-- start Information provided --
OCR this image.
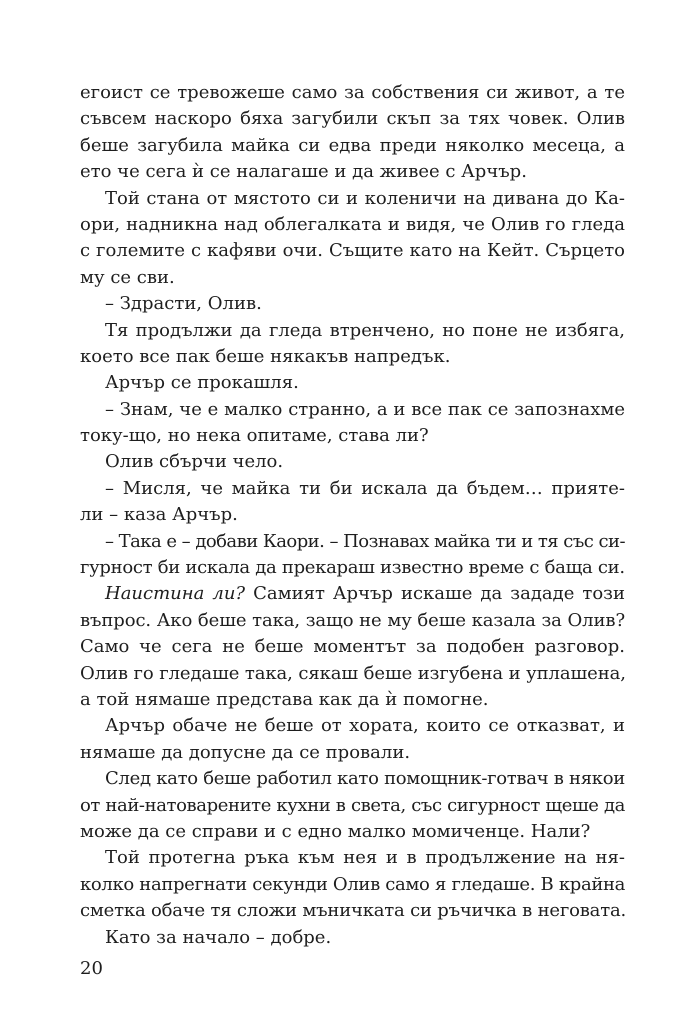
егоист се тревожеше само за собствения си живот, а те
съвсем наскоро бяха загубили скъп за тях човек. Олив
беше загубила майка си едва преди няколко месеца, а
ето че сега ѝ се налагаше и да живее с Арчър.
Той стана от мястото си и коленичи на дивана до Ка-
ори, надникна над облегалката и видя, че Олив го гледа
с големите с кафяви очи. Същите като на Кейт. Сърцето
му се сви.
– Здрасти, Олив.
Тя продължи да гледа втренчено, но поне не избяга,
което все пак беше някакъв напредък.
Арчър се прокашля.
– Знам, че е малко странно, а и все пак се запознахме
току-що, но нека опитаме, става ли?
Олив сбърчи чело.
– Мисля, че майка ти би искала да бъдем… прияте-
ли – каза Арчър.
– Така е – добави Каори. – Познавах майка ти и тя със си-
гурност би искала да прекараш известно време с баща си.
Наистина ли? Самият Арчър искаше да зададе този
въпрос. Ако беше така, защо не му беше казала за Олив?
Само че сега не беше моментът за подобен разговор.
Олив го гледаше така, сякаш беше изгубена и уплашена,
а той нямаше представа как да ѝ помогне.
Арчър обаче не беше от хората, които се отказват, и
нямаше да допусне да се провали.
След като беше работил като помощник-готвач в някои
от най-натоварените кухни в света, със сигурност щеше да
може да се справи и с едно малко момиченце. Нали?
Той протегна ръка към нея и в продължение на ня-
колко напрегнати секунди Олив само я гледаше. В крайна
сметка обаче тя сложи мъничката си ръчичка в неговата.
Като за начало – добре.
20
-- end Information provided --
■ Task directions
Leave out the pictures and give the rest of the records again exactly.

■ Result for this exercise
OCR this image.
егоист се тревожеше само за собствения си живот, а те
съвсем наскоро бяха загубили скъп за тях човек. Олив
беше загубила майка си едва преди няколко месеца, а
ето че сега ѝ се налагаше и да живее с Арчър.
Той стана от мястото си и коленичи на дивана до Ка-
ори, надникна над облегалката и видя, че Олив го гледа
с големите с кафяви очи. Същите като на Кейт. Сърцето
му се сви.
– Здрасти, Олив.
Тя продължи да гледа втренчено, но поне не избяга,
което все пак беше някакъв напредък.
Арчър се прокашля.
– Знам, че е малко странно, а и все пак се запознахме
току-що, но нека опитаме, става ли?
Олив сбърчи чело.
– Мисля, че майка ти би искала да бъдем… прияте-
ли – каза Арчър.
– Така е – добави Каори. – Познавах майка ти и тя със си-
гурност би искала да прекараш известно време с баща си.
Наистина ли? Самият Арчър искаше да зададе този
въпрос. Ако беше така, защо не му беше казала за Олив?
Само че сега не беше моментът за подобен разговор.
Олив го гледаше така, сякаш беше изгубена и уплашена,
а той нямаше представа как да ѝ помогне.
Арчър обаче не беше от хората, които се отказват, и
нямаше да допусне да се провали.
След като беше работил като помощник-готвач в някои
от най-натоварените кухни в света, със сигурност щеше да
може да се справи и с едно малко момиченце. Нали?
Той протегна ръка към нея и в продължение на ня-
колко напрегнати секунди Олив само я гледаше. В крайна
сметка обаче тя сложи мъничката си ръчичка в неговата.
Като за начало – добре.
20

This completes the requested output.